Stored entries:
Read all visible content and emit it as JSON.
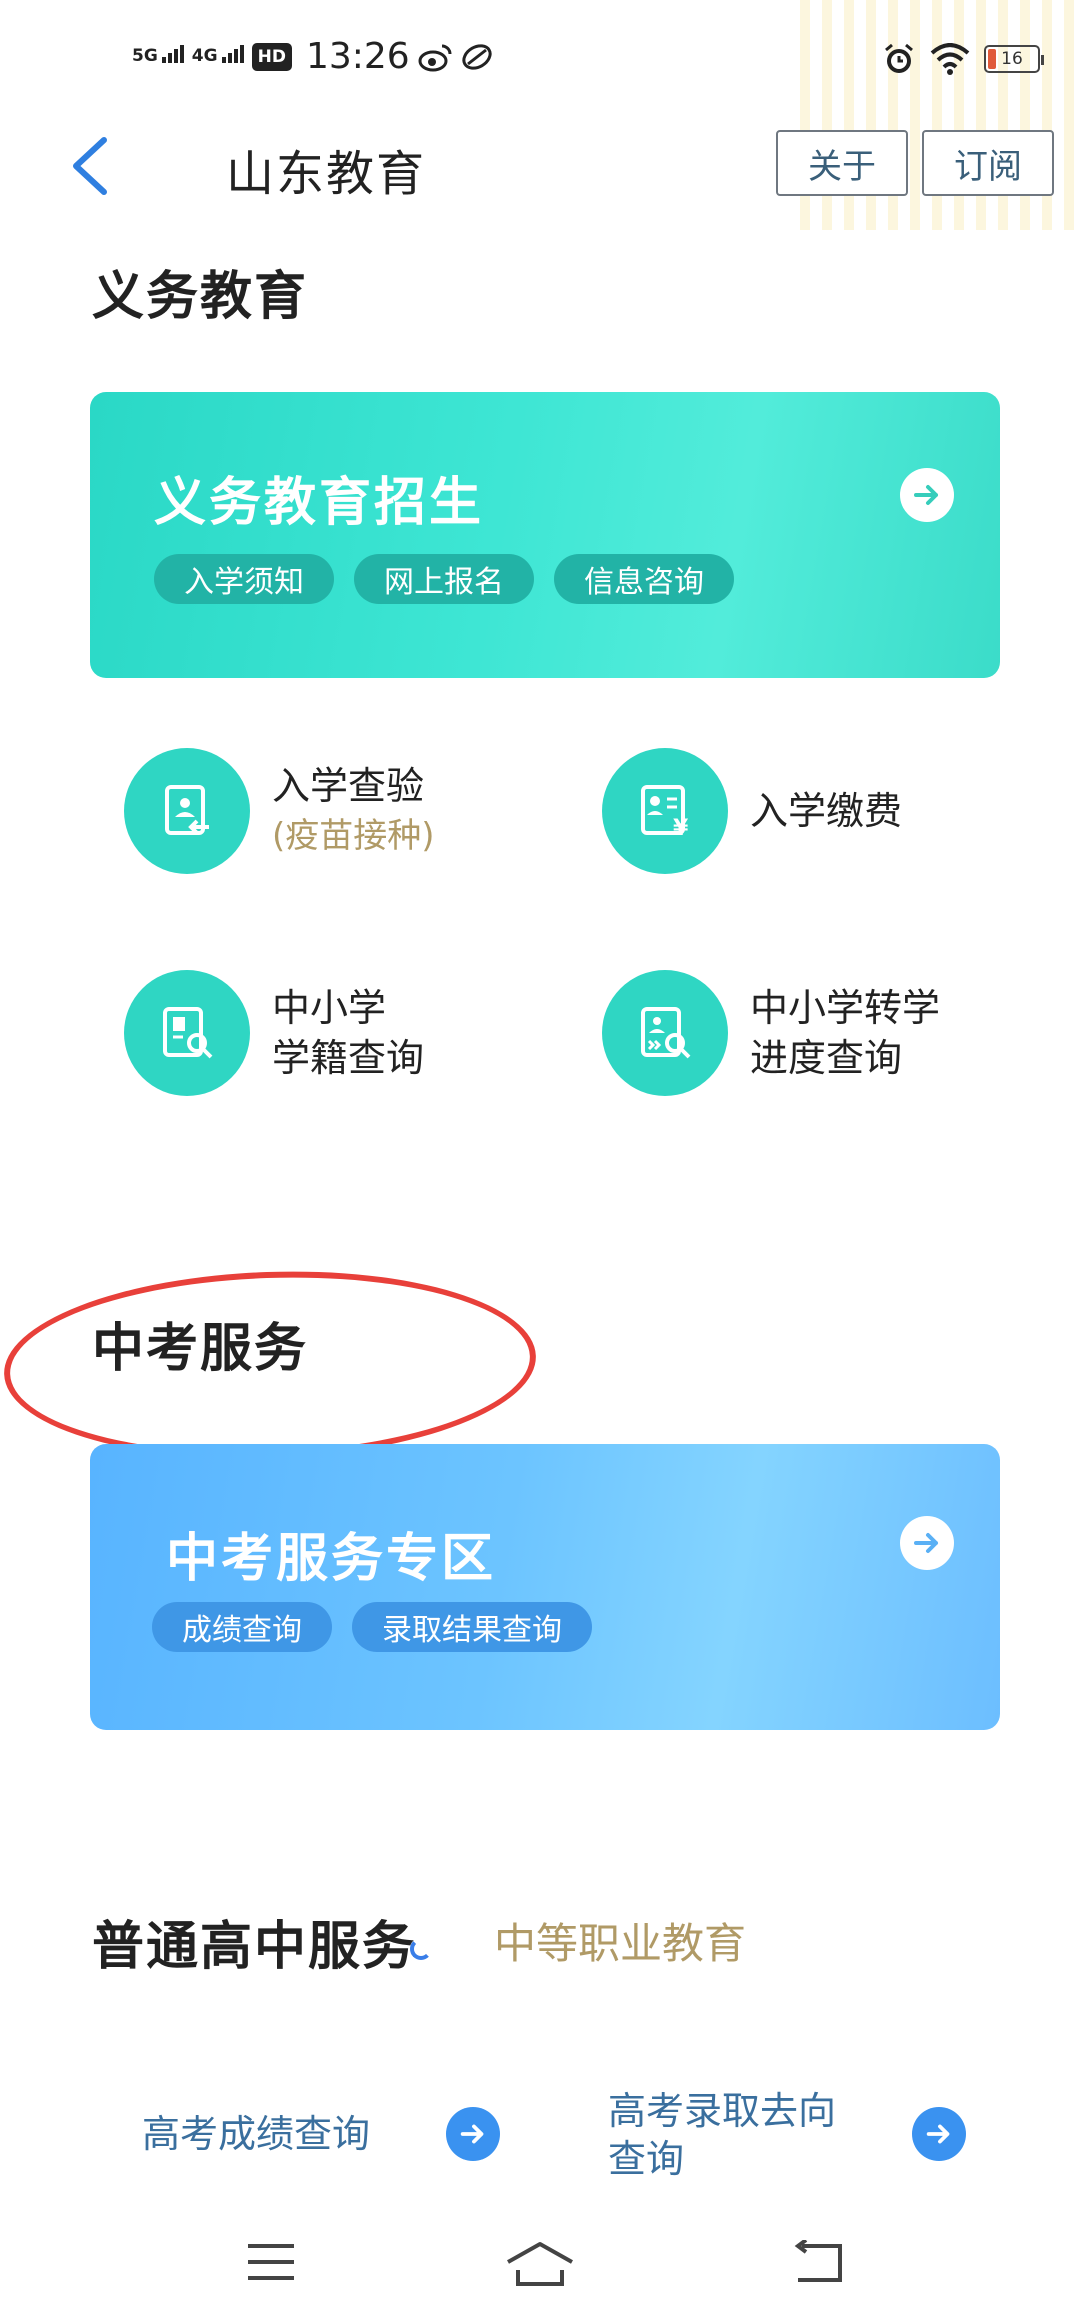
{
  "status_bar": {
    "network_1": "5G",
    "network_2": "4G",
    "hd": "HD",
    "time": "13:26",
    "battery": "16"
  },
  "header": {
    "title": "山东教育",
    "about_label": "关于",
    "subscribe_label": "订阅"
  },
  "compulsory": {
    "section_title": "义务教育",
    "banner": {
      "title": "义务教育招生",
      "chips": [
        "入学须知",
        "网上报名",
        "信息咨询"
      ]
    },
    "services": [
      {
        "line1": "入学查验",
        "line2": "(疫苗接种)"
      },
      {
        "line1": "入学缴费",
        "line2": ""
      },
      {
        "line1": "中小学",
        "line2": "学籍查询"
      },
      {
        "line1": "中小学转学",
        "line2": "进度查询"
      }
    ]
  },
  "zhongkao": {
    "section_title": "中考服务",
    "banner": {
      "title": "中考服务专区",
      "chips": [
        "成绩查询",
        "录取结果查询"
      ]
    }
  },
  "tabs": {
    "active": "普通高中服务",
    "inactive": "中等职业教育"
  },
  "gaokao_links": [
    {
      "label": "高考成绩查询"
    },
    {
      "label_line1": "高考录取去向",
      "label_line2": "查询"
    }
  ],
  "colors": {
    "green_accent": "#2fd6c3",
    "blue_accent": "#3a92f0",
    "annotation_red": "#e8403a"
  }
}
==
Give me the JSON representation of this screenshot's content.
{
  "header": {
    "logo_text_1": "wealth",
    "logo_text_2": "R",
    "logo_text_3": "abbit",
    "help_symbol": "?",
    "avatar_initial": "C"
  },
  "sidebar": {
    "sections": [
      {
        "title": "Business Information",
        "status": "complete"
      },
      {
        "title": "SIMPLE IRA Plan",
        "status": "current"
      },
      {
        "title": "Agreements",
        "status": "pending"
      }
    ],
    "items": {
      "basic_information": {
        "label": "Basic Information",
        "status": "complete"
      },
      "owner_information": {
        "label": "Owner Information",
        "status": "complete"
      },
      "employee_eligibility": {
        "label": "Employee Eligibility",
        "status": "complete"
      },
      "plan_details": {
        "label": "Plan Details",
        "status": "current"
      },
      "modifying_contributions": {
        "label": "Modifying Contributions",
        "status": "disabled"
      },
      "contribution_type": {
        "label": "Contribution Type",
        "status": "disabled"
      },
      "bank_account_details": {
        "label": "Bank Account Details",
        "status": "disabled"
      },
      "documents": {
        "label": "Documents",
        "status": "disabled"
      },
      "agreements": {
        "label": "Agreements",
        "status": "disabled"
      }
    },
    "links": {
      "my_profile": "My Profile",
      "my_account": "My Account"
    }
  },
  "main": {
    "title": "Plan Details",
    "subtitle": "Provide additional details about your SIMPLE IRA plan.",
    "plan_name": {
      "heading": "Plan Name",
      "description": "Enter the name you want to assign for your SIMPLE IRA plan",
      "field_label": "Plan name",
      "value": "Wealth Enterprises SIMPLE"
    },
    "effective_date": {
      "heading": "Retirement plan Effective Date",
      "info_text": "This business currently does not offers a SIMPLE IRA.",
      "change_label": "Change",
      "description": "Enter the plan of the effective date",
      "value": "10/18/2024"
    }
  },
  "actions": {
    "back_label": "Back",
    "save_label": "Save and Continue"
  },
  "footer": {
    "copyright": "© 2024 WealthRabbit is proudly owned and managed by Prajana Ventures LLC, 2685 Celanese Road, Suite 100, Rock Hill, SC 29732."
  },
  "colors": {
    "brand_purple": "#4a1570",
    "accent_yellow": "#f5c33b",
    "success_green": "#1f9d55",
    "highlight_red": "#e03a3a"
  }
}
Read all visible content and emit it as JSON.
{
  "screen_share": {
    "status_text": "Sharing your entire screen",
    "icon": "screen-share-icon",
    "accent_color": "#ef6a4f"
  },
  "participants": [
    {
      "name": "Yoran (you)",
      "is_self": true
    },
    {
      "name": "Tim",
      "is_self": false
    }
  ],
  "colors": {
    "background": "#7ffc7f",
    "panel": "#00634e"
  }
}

◆ Exercise description ◆
Make a list of all lines in the data that contain "SIMPLE".

◆ Full solution ◆
        "title": "SIMPLE IRA Plan",
    "subtitle": "Provide additional details about your SIMPLE IRA plan.",
      "description": "Enter the name you want to assign for your SIMPLE IRA plan",
      "value": "Wealth Enterprises SIMPLE"
      "info_text": "This business currently does not offers a SIMPLE IRA.",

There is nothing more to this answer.